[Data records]

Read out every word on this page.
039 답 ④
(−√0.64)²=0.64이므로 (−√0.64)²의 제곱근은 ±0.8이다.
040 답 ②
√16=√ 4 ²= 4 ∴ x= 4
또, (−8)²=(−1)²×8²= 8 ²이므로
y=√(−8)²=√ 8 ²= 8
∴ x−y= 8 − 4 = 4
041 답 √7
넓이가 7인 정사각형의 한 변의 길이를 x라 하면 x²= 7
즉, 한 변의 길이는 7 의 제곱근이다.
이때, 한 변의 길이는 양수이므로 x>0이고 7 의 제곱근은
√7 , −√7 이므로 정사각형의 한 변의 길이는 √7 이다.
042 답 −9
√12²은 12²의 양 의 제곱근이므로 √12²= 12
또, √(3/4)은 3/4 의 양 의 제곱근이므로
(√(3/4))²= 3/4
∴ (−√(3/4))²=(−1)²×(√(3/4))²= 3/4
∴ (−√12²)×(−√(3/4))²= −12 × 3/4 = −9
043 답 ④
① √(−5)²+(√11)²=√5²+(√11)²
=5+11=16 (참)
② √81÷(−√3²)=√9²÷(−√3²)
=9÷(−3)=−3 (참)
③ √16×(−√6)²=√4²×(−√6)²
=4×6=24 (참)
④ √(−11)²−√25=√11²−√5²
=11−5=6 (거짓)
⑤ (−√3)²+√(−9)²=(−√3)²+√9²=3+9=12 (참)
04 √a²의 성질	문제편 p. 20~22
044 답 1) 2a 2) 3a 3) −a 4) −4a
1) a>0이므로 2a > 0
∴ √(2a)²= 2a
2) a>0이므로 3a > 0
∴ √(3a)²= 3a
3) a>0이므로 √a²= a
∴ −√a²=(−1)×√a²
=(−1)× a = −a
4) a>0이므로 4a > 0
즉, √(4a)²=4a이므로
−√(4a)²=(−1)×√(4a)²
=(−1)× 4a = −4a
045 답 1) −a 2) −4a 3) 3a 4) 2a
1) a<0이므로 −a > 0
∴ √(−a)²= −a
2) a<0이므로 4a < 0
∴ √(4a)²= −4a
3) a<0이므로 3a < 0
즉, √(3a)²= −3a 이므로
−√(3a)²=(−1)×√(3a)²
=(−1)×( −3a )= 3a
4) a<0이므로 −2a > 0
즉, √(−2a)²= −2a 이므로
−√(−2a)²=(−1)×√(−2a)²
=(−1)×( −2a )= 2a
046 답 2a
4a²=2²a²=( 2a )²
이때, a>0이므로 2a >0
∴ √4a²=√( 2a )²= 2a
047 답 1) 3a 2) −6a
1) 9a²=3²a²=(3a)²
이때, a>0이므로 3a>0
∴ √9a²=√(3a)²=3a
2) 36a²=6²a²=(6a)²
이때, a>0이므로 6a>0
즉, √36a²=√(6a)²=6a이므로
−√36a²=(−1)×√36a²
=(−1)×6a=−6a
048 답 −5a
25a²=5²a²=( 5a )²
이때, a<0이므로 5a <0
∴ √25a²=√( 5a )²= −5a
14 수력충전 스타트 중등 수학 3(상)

What is being asked. Set down every record above exactly as given.

The completed task.
Read out every word on this page.
039 답 ④
(−√0.64)²=0.64이므로 (−√0.64)²의 제곱근은 ±0.8이다.
040 답 ②
√16=√ 4 ²= 4 ∴ x= 4
또, (−8)²=(−1)²×8²= 8 ²이므로
y=√(−8)²=√ 8 ²= 8
∴ x−y= 8 − 4 = 4
041 답 √7
넓이가 7인 정사각형의 한 변의 길이를 x라 하면 x²= 7
즉, 한 변의 길이는 7 의 제곱근이다.
이때, 한 변의 길이는 양수이므로 x>0이고 7 의 제곱근은
√7 , −√7 이므로 정사각형의 한 변의 길이는 √7 이다.
042 답 −9
√12²은 12²의 양 의 제곱근이므로 √12²= 12
또, √(3/4)은 3/4 의 양 의 제곱근이므로
(√(3/4))²= 3/4
∴ (−√(3/4))²=(−1)²×(√(3/4))²= 3/4
∴ (−√12²)×(−√(3/4))²= −12 × 3/4 = −9
043 답 ④
① √(−5)²+(√11)²=√5²+(√11)²
=5+11=16 (참)
② √81÷(−√3²)=√9²÷(−√3²)
=9÷(−3)=−3 (참)
③ √16×(−√6)²=√4²×(−√6)²
=4×6=24 (참)
④ √(−11)²−√25=√11²−√5²
=11−5=6 (거짓)
⑤ (−√3)²+√(−9)²=(−√3)²+√9²=3+9=12 (참)
04 √a²의 성질	문제편 p. 20~22
044 답 1) 2a 2) 3a 3) −a 4) −4a
1) a>0이므로 2a > 0
∴ √(2a)²= 2a
2) a>0이므로 3a > 0
∴ √(3a)²= 3a
3) a>0이므로 √a²= a
∴ −√a²=(−1)×√a²
=(−1)× a = −a
4) a>0이므로 4a > 0
즉, √(4a)²=4a이므로
−√(4a)²=(−1)×√(4a)²
=(−1)× 4a = −4a
045 답 1) −a 2) −4a 3) 3a 4) 2a
1) a<0이므로 −a > 0
∴ √(−a)²= −a
2) a<0이므로 4a < 0
∴ √(4a)²= −4a
3) a<0이므로 3a < 0
즉, √(3a)²= −3a 이므로
−√(3a)²=(−1)×√(3a)²
=(−1)×( −3a )= 3a
4) a<0이므로 −2a > 0
즉, √(−2a)²= −2a 이므로
−√(−2a)²=(−1)×√(−2a)²
=(−1)×( −2a )= 2a
046 답 2a
4a²=2²a²=( 2a )²
이때, a>0이므로 2a >0
∴ √4a²=√( 2a )²= 2a
047 답 1) 3a 2) −6a
1) 9a²=3²a²=(3a)²
이때, a>0이므로 3a>0
∴ √9a²=√(3a)²=3a
2) 36a²=6²a²=(6a)²
이때, a>0이므로 6a>0
즉, √36a²=√(6a)²=6a이므로
−√36a²=(−1)×√36a²
=(−1)×6a=−6a
048 답 −5a
25a²=5²a²=( 5a )²
이때, a<0이므로 5a <0
∴ √25a²=√( 5a )²= −5a
14 수력충전 스타트 중등 수학 3(상)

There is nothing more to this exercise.